» **Exercise task**
Select all lines in the records that include "title".

**** Entries provided

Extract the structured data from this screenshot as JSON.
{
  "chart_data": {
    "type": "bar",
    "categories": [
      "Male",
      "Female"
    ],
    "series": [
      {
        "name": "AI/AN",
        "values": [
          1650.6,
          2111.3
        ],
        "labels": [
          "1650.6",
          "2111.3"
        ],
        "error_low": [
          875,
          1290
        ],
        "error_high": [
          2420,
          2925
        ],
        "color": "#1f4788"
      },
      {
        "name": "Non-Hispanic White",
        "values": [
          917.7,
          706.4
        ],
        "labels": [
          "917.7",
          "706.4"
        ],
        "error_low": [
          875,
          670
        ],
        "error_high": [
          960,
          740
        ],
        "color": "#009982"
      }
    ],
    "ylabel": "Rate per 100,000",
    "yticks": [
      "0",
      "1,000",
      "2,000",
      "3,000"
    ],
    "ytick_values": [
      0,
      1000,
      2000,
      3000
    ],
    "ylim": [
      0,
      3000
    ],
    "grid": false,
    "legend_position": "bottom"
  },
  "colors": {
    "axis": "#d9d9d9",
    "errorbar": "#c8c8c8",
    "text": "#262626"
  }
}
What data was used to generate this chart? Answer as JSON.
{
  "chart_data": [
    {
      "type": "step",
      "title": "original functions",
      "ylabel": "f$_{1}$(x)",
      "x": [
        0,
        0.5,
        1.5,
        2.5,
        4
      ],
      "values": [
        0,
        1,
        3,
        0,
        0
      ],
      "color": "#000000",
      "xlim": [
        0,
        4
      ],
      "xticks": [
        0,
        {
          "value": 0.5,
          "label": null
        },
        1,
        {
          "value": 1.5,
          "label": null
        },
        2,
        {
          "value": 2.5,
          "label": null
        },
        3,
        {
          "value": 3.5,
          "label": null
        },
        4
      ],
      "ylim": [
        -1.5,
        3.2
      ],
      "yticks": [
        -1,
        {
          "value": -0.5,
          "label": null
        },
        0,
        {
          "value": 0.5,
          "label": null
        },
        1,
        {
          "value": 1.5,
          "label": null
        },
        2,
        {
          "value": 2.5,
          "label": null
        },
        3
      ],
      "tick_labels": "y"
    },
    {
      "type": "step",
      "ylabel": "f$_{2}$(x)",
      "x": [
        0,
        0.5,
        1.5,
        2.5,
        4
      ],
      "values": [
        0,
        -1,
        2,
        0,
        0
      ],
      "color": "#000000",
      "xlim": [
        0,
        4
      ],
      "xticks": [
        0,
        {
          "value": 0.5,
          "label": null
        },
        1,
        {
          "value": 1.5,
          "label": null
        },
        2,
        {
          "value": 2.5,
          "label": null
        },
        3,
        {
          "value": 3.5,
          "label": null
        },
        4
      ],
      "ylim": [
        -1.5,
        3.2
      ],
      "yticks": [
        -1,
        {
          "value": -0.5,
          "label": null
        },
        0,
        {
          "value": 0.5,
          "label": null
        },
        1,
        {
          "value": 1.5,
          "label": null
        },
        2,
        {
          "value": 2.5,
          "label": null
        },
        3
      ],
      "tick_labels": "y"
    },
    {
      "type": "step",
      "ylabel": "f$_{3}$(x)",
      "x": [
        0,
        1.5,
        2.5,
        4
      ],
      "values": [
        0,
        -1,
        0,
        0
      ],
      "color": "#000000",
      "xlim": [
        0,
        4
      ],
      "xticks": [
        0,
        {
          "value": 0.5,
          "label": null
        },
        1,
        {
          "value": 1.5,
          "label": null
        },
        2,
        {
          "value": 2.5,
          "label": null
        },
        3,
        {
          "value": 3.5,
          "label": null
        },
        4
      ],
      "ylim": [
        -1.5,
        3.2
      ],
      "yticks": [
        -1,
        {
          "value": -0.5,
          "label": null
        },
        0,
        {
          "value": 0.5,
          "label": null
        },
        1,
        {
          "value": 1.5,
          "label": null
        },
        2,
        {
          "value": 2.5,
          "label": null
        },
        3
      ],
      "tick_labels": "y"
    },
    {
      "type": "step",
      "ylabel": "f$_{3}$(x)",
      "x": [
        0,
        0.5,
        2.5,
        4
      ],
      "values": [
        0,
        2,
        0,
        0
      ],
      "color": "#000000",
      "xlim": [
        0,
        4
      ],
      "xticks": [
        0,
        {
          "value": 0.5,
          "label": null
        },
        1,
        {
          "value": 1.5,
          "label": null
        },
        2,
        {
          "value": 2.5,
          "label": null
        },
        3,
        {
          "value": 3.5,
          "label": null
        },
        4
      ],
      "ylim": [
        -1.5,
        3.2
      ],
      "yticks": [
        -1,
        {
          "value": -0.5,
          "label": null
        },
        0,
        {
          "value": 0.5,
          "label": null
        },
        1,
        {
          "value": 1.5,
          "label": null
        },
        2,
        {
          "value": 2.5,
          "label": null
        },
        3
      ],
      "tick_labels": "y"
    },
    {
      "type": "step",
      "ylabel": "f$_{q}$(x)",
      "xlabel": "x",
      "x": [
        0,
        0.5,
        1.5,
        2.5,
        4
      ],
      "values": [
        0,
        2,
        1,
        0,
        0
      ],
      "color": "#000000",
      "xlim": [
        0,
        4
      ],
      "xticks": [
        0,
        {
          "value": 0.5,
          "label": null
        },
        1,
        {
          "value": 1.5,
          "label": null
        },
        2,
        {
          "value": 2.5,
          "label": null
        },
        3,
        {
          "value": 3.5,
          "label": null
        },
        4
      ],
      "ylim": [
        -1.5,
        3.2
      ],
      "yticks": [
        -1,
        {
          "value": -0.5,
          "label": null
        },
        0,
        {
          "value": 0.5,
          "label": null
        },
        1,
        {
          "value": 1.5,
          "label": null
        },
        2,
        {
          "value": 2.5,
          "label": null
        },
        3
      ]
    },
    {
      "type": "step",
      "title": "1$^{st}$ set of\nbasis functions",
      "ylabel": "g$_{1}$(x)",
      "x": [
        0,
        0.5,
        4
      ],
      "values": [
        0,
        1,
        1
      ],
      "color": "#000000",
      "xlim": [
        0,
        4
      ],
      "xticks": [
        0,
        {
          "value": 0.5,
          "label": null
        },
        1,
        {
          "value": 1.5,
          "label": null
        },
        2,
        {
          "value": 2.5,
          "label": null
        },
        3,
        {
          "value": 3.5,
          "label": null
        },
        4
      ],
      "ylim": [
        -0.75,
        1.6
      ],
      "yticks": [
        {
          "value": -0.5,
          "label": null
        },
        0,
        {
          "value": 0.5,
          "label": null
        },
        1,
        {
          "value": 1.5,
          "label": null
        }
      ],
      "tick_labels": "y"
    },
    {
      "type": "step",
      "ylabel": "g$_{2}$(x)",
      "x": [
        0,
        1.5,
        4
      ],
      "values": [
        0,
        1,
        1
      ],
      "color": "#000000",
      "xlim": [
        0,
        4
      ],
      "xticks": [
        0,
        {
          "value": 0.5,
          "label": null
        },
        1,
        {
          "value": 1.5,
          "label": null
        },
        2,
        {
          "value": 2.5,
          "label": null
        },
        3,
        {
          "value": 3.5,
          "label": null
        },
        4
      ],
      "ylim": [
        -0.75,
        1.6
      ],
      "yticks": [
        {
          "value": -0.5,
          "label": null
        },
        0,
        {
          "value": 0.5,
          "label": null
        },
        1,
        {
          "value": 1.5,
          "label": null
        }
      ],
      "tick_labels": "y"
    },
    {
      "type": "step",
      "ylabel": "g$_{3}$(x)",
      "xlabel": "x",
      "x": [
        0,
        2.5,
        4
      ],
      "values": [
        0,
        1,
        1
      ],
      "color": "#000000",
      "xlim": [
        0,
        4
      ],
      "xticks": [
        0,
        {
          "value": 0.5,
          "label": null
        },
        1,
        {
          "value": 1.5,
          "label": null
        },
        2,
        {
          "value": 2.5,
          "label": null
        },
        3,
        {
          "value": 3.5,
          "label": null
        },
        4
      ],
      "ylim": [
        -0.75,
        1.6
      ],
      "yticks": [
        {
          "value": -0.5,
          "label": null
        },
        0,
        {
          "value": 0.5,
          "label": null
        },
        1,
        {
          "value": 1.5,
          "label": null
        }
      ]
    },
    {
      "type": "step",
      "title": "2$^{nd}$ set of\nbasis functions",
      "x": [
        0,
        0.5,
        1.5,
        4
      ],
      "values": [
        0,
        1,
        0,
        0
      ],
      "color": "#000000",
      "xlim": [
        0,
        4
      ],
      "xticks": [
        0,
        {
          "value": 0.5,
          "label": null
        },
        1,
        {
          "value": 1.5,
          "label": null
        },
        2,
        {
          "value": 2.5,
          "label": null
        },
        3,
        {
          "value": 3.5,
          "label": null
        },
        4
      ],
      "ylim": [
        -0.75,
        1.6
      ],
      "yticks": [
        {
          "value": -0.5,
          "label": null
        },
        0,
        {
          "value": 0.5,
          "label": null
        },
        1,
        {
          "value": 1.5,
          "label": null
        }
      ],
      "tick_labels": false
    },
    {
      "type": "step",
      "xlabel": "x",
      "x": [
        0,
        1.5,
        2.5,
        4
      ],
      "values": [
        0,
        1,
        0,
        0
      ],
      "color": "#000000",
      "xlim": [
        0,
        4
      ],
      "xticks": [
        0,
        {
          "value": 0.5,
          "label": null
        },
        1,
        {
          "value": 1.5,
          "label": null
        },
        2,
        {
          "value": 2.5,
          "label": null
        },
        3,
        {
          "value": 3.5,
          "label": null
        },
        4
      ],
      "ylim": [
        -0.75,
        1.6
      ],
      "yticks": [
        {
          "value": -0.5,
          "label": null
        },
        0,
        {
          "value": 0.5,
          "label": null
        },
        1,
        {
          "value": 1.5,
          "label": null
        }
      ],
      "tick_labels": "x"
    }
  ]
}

********

» **The completed task**
      "title": "original functions",
      "title": "1$^{st}$ set of\nbasis functions",
      "title": "2$^{nd}$ set of\nbasis functions",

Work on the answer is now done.